--- RAW DATA ---
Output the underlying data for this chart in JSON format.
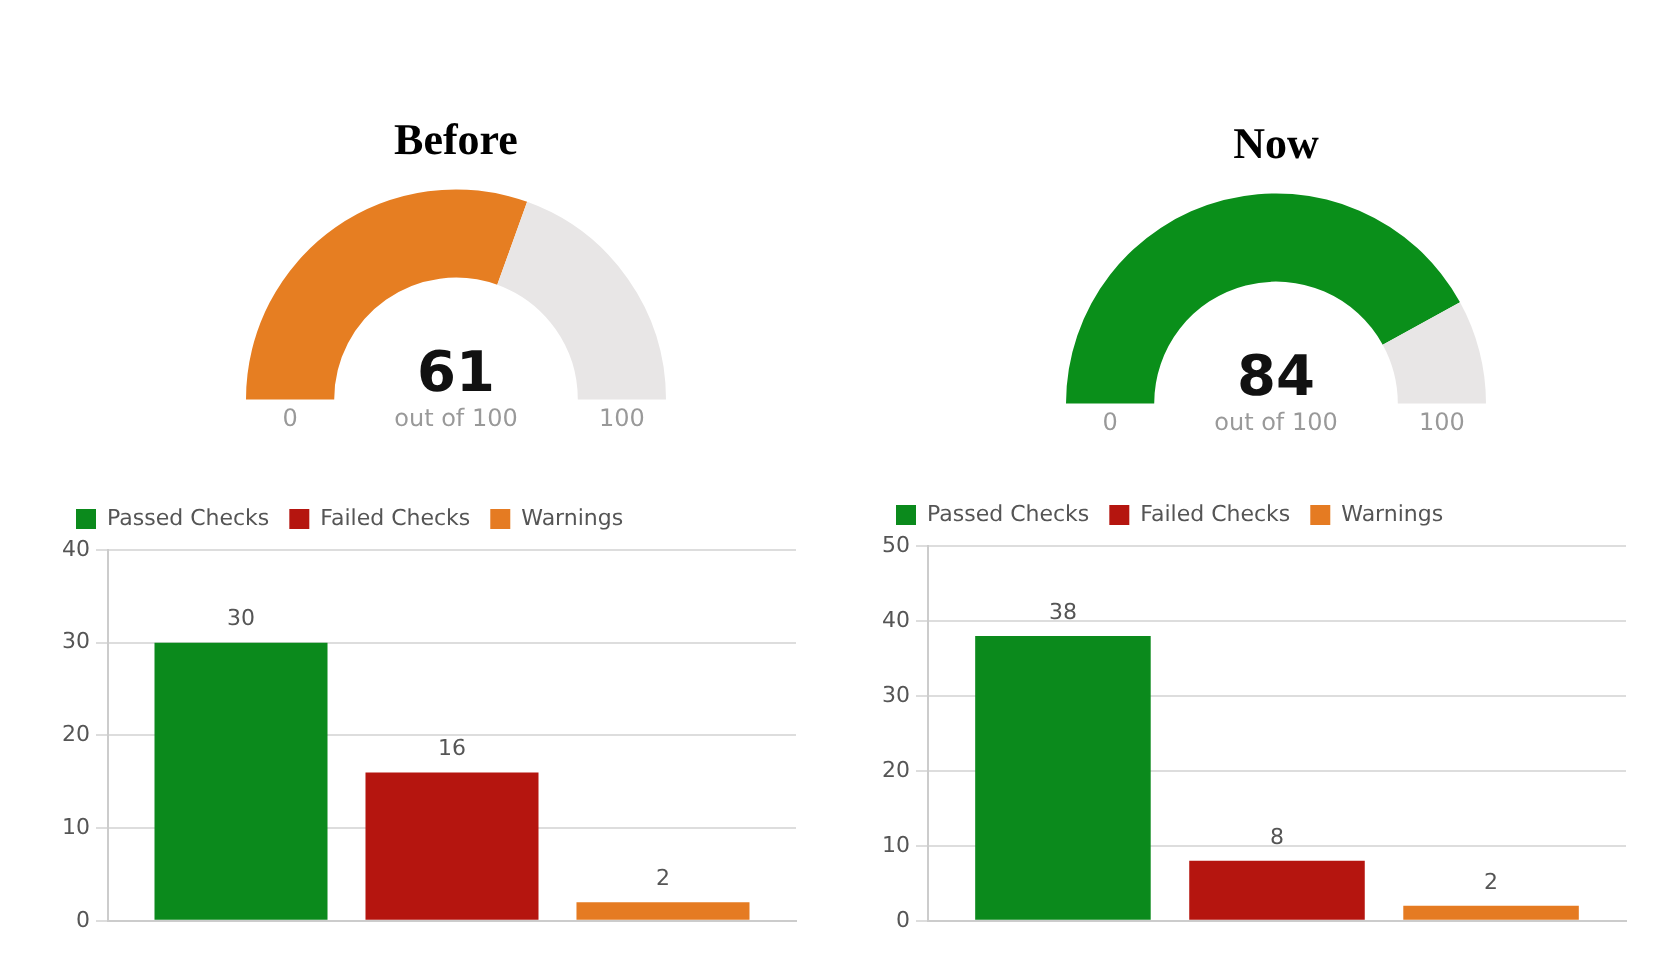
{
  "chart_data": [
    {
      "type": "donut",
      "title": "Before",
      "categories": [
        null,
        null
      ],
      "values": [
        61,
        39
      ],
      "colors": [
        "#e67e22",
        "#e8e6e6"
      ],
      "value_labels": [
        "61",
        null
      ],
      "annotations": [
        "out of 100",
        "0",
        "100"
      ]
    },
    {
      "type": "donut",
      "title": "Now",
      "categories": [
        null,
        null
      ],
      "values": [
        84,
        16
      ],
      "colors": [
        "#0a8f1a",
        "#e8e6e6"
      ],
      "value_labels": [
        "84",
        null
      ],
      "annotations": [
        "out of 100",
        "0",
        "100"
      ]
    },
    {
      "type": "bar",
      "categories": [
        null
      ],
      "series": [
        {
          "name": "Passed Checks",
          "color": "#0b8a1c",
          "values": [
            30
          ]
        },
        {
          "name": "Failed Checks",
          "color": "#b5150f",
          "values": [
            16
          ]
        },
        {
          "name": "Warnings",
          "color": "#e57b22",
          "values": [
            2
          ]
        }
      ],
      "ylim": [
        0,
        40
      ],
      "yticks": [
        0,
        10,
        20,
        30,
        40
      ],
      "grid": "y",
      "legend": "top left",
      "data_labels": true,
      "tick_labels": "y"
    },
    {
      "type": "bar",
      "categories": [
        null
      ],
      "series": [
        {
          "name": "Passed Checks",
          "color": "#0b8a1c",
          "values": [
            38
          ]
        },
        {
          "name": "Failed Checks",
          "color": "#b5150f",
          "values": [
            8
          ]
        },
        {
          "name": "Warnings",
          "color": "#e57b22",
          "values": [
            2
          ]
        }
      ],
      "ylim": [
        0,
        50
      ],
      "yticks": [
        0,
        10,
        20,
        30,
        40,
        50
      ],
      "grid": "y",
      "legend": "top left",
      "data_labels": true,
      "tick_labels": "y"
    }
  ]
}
---
--- RAW DATA ---
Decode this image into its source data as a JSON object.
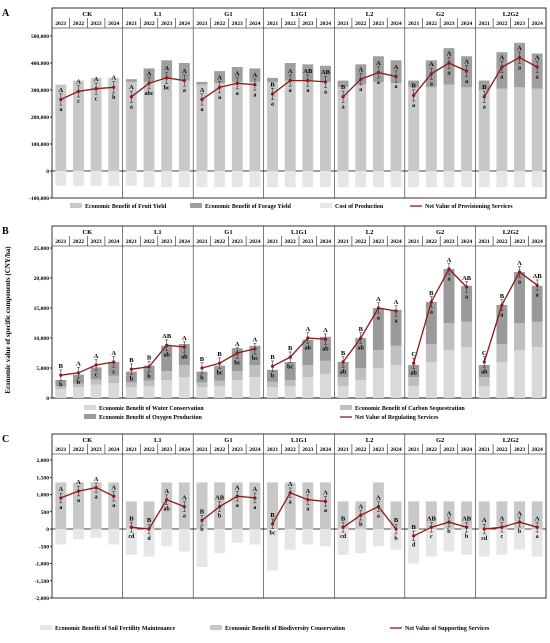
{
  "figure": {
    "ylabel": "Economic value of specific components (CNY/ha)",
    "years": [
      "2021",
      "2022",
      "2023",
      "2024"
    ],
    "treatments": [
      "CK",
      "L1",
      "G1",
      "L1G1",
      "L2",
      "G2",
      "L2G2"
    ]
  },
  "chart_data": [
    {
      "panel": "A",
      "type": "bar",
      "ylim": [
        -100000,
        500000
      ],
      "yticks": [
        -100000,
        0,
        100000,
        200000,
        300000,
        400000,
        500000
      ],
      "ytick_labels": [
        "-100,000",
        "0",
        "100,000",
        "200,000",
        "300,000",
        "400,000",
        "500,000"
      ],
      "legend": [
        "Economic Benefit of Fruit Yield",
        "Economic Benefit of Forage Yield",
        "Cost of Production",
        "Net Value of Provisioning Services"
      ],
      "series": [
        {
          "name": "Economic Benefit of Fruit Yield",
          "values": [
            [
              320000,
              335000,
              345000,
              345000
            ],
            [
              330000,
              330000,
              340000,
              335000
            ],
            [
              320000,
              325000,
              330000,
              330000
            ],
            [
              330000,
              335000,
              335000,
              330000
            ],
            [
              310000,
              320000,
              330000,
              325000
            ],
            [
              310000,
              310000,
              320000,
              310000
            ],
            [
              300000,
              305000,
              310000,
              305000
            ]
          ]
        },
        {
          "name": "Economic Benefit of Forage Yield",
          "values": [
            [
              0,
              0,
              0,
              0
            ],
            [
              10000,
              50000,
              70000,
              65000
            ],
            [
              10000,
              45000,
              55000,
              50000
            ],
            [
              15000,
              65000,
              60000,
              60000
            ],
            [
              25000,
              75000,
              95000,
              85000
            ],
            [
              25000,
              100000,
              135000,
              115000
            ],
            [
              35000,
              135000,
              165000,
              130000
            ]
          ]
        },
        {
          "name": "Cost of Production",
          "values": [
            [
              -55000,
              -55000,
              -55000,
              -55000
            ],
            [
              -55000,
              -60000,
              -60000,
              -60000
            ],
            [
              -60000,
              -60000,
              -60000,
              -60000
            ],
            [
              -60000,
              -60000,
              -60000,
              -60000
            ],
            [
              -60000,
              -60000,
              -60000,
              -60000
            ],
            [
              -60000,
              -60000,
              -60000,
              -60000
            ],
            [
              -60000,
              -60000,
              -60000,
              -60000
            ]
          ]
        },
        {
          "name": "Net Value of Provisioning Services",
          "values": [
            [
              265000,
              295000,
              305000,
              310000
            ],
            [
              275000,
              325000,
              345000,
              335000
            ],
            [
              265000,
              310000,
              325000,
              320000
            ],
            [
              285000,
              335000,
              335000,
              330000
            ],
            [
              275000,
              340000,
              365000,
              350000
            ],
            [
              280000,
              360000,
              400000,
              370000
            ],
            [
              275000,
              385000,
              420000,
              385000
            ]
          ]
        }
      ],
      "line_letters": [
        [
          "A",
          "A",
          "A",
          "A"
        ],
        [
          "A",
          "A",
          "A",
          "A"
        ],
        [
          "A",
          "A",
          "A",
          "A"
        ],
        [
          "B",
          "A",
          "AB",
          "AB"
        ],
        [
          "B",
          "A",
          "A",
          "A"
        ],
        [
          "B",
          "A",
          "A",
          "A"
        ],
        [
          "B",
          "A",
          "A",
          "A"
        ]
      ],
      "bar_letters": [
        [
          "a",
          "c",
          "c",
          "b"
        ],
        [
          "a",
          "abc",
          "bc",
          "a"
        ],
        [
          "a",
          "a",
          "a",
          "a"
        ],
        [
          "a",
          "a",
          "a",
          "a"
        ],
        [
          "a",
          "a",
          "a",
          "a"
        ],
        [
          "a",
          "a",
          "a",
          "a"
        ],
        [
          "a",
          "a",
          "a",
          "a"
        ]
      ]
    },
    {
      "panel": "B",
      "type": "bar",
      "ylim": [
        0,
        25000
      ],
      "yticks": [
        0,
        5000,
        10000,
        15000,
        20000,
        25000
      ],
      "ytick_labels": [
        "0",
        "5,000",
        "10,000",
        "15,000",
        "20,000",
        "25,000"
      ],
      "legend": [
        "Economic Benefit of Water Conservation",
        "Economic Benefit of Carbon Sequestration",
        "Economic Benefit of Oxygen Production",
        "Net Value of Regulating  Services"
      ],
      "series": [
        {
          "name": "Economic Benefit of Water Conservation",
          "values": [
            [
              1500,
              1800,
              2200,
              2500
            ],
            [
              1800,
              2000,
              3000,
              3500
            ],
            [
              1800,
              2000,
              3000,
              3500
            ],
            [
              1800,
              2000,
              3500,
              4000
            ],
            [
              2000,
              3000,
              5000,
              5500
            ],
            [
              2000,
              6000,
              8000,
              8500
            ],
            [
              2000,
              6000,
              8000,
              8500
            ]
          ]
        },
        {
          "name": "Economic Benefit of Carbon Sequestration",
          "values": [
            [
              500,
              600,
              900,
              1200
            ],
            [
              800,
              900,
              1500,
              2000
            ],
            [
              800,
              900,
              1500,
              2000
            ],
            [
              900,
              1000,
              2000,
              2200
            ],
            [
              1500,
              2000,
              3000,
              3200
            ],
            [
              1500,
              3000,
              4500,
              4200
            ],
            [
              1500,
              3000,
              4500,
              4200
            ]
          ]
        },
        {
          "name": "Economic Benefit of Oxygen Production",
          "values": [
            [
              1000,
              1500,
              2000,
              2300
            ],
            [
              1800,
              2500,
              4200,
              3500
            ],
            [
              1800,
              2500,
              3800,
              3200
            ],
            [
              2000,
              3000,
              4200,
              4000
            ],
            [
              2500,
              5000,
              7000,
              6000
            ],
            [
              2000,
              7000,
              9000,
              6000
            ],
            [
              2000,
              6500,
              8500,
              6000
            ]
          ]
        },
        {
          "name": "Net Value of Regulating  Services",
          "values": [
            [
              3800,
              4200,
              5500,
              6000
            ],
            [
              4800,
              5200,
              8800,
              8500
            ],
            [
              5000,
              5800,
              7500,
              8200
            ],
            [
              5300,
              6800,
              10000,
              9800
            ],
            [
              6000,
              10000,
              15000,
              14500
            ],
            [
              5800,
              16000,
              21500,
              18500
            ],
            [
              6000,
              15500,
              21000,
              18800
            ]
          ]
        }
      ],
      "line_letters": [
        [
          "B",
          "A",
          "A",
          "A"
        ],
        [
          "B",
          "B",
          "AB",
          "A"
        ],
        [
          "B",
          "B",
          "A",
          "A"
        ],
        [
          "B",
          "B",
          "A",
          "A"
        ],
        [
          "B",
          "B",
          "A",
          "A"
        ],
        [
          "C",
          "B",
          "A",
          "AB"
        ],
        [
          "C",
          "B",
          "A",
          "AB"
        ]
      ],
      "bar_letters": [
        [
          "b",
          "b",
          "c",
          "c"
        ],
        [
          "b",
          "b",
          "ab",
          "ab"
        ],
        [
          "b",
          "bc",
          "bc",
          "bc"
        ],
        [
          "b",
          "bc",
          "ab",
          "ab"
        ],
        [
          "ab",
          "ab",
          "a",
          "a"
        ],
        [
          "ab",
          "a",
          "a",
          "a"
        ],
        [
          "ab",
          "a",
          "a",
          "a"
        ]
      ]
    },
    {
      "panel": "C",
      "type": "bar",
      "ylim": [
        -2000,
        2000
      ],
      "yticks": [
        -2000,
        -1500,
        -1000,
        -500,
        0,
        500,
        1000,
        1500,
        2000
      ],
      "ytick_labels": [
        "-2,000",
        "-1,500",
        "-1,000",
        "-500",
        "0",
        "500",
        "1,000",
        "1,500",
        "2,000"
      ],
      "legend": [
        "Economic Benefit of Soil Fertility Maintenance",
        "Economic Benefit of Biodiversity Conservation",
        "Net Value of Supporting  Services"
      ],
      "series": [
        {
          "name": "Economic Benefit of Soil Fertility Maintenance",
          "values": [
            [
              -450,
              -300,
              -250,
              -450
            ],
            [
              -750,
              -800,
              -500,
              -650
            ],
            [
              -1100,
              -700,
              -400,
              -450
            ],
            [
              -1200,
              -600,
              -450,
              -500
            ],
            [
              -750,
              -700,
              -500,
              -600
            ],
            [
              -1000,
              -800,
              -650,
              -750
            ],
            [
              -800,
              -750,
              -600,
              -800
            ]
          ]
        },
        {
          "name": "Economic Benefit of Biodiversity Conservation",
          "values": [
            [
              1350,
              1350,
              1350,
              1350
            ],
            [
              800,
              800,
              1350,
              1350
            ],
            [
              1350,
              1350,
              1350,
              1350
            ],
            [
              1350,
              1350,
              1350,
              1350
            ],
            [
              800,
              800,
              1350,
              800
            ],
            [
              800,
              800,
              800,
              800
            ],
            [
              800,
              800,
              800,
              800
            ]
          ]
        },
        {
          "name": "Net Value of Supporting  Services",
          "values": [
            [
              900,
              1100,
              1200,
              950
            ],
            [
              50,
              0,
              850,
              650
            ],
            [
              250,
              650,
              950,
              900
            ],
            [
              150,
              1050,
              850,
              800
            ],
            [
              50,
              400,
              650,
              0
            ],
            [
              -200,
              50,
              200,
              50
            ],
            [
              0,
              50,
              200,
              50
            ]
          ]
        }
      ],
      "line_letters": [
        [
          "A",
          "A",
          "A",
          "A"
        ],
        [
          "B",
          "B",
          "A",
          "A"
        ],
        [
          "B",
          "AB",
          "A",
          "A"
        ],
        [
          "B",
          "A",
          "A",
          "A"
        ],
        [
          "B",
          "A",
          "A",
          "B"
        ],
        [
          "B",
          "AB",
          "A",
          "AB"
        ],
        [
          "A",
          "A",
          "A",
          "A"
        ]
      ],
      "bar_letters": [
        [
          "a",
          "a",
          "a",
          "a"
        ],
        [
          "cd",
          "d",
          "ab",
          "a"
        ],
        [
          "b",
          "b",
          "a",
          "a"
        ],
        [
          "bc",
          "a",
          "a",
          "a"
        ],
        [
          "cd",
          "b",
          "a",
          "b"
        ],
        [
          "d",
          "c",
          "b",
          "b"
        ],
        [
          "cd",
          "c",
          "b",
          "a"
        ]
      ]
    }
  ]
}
---
--- RAW DATA ---
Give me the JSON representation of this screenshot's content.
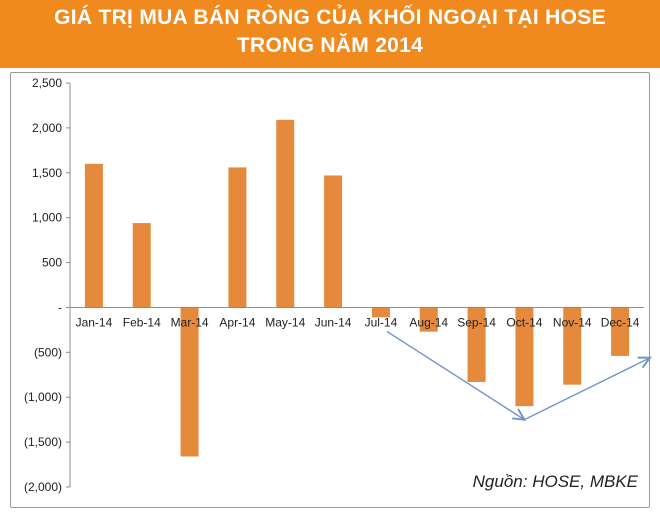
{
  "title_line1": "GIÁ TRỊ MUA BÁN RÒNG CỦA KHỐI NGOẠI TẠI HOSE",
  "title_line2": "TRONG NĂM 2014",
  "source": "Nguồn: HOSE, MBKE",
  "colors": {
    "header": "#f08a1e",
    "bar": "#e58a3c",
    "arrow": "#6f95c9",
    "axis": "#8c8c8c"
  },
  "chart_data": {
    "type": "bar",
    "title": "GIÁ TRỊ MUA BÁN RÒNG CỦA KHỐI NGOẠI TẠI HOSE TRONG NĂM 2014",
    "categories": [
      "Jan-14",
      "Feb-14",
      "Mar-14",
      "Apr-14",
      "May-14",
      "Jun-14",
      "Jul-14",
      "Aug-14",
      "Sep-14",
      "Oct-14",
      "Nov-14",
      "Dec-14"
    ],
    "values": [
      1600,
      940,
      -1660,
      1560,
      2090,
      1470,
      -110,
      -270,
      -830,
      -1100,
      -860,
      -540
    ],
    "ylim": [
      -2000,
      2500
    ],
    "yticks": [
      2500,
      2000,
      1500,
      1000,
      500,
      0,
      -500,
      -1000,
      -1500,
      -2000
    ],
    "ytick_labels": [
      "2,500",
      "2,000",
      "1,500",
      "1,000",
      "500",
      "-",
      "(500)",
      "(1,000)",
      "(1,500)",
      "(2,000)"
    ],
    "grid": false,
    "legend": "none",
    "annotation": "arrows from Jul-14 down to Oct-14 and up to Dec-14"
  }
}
---
§ **TO BE DONE**
Filter the data for the string "Cost" and copy every line that has it.

§ **TASK RESPONSE**
        "Cost of Production",
          "name": "Cost of Production",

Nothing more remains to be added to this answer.